** begin Information supplied **

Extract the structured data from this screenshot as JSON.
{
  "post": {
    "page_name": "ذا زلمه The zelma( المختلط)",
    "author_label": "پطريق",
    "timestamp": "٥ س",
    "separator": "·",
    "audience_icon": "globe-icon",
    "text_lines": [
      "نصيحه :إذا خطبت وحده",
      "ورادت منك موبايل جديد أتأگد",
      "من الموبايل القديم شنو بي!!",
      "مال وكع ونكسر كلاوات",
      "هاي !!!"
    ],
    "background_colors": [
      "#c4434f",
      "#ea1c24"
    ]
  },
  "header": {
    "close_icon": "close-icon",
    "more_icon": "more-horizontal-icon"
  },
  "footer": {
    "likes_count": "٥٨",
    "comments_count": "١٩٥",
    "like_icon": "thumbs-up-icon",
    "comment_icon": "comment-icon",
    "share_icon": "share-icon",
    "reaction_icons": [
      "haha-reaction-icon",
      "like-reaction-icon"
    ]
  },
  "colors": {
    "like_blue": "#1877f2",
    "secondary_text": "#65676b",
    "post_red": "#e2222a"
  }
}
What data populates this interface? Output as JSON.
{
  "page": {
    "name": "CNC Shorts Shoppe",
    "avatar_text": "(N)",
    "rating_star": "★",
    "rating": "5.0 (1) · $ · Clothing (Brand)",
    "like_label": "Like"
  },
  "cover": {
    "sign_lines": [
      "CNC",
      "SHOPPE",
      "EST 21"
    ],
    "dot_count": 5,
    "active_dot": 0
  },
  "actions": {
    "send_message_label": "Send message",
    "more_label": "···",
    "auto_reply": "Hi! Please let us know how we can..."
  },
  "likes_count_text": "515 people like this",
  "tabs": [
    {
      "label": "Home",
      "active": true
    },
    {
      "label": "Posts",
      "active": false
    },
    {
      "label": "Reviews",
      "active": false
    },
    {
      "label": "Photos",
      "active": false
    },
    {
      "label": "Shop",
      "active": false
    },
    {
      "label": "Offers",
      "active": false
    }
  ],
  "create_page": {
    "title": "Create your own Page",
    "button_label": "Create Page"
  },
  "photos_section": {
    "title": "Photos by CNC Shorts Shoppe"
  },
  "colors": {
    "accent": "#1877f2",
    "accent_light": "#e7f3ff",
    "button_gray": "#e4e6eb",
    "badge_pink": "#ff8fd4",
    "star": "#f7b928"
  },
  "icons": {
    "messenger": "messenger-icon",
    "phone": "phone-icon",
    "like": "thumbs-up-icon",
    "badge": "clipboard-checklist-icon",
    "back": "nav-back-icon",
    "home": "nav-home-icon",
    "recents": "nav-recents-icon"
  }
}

** end Information supplied **

What to work on:
Pick out all lines from the data above in which the word "thumbs" appears.

Reply:
    "like_icon": "thumbs-up-icon",
    "like": "thumbs-up-icon",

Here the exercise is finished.